§ **Extrait du texte**
:::
NON à un nouvel impôt fédéral sur les successions, hostile aux PME familiales

Guy-Philippe Bolay, député, Lutry | Le 14 juin prochain, le peuple devra se prononcer sur l’initiative «Imposer les successions de plusieurs millions pour financer notre AVS». En plus de supprimer les compétences cantonales et communales en la matière, ce nouvel impôt fédéral pénalisera lourdement la transmission d’entreprises et fragilisera les PME. Rappelons que le modèle économique suisse s’est construit sur la vitalité des petites et moyennes entreprises. L’immense majorité des salariés suisses sont employés par des PME, souvent familiales. Cela implique que beaucoup de transmissions d’entreprises se font au sein de la même famille. La phase de transition est toujours délicate; avec ce nouvel impôt sur les successions, elle sera encore plus lourde, voire même impossible dans certains cas.
En visant les successions, cette initiative va fortement alourdir la charge fiscale des PME familiales. En devant réserver des montants importants pour le fisc, les entreprises disposeront de moins de liquidités pour assurer leur bon fonctionnement. Ces ressources importantes leur feront défaut pour le renouvellement de leur parc de machines, l’élargissement de leurs bâtiments, la création ou le maintien d’emplois… On peut imaginer que certaines familles devront même vendre leur société, n’ayant pas les ressources financières nécessaires pour s’acquitter d’une telle somme. Même si les initiants promettent des exceptions pour les cas de transmission de PME, le texte de l’initiative ne donne aucune précision et les diminutions évoquées par la gauche restent extrêmement floues. Quel que soit le montant exonéré, il est par ailleurs totalement aberrant d’obliger les successeurs d’une entreprise à rester au minimum dix ans dans la société afin de pouvoir bénéficier d’une exonération. Et que se passerait-il si les successeurs se séparent après 8 ans? Ou si l’héritier tombe malade? Un gros flou qui va pénaliser durablement les investissements et peser sur l’emploi des PME.
L’acceptation d’une telle initiative ne fera qu’ajouter une couche supplémentaire aux difficultés des PME, qui souffrent déjà d’un franc suisse surévalué. Une dégradation des conditions d’activité des entrepreneurs suisses doit être évitée à tout prix. Cela passe par un NON clair à cet impôt hostile aux familles et aux PME.
:::
§ **Extraits de données**
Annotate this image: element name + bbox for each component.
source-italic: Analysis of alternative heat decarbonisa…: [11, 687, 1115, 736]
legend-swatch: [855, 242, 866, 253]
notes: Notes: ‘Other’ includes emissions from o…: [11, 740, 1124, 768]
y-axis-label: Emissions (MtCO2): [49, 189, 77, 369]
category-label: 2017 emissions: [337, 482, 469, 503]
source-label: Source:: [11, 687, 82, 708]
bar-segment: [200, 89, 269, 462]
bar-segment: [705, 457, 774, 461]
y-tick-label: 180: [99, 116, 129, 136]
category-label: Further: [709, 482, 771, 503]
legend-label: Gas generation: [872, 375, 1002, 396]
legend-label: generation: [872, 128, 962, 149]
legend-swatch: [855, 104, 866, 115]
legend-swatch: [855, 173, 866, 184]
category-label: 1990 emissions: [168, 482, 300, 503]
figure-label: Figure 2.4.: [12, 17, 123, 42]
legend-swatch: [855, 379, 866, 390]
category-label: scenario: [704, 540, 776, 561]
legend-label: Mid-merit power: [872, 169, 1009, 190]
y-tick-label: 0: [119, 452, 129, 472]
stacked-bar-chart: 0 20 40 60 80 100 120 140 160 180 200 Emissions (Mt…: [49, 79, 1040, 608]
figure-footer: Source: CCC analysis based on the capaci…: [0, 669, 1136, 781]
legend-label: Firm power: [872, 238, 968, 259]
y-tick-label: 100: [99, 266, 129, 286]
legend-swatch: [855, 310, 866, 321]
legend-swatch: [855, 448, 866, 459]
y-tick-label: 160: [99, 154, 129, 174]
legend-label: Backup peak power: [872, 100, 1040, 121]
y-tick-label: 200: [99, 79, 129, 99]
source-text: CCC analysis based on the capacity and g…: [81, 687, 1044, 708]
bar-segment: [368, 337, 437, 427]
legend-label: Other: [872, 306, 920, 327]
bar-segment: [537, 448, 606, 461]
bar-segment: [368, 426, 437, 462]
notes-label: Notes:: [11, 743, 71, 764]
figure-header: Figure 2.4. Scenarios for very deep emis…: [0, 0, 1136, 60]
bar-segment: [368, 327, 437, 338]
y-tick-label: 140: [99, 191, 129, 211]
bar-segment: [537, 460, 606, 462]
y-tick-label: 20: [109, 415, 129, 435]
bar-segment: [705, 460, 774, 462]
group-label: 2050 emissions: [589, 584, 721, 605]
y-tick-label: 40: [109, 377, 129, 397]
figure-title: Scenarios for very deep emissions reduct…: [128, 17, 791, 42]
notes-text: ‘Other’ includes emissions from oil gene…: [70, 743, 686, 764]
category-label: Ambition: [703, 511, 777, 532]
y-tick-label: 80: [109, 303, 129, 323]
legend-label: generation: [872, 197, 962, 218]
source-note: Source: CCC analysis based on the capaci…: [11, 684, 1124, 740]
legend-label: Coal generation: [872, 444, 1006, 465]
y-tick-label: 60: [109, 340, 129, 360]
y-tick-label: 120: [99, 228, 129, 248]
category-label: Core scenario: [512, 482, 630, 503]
:::
§ **Consigne 1**
Reprenez le passage de l'extrait sur l'impôt successoral en commençant par « NON à un nouvel » et en allant jusqu'à « dans certains cas. », et remplacez « peuple » par « corps électoral ».
§ **Consigne 2**
Veuillez indiquer, d'après l'extrait sur l'impôt successoral, combien d'années au minimum les successeurs d'une entreprise devraient rester dans la société pour bénéficier d'une exonération.

§ **Solution rédigée 1**
NON à un nouvel impôt fédéral sur les successions, hostile aux PME familiales

Guy-Philippe Bolay, député, Lutry | Le 14 juin prochain, le corps électoral devra se prononcer sur l’initiative «Imposer les successions de plusieurs millions pour financer notre AVS». En plus de supprimer les compétences cantonales et communales en la matière, ce nouvel impôt fédéral pénalisera lourdement la transmission d’entreprises et fragilisera les PME. Rappelons que le modèle économique suisse s’est construit sur la vitalité des petites et moyennes entreprises. L’immense majorité des salariés suisses sont employés par des PME, souvent familiales. Cela implique que beaucoup de transmissions d’entreprises se font au sein de la même famille. La phase de transition est toujours délicate; avec ce nouvel impôt sur les successions, elle sera encore plus lourde, voire même impossible dans certains cas.

§ **Solution rédigée 2**
Au minimum dix ans.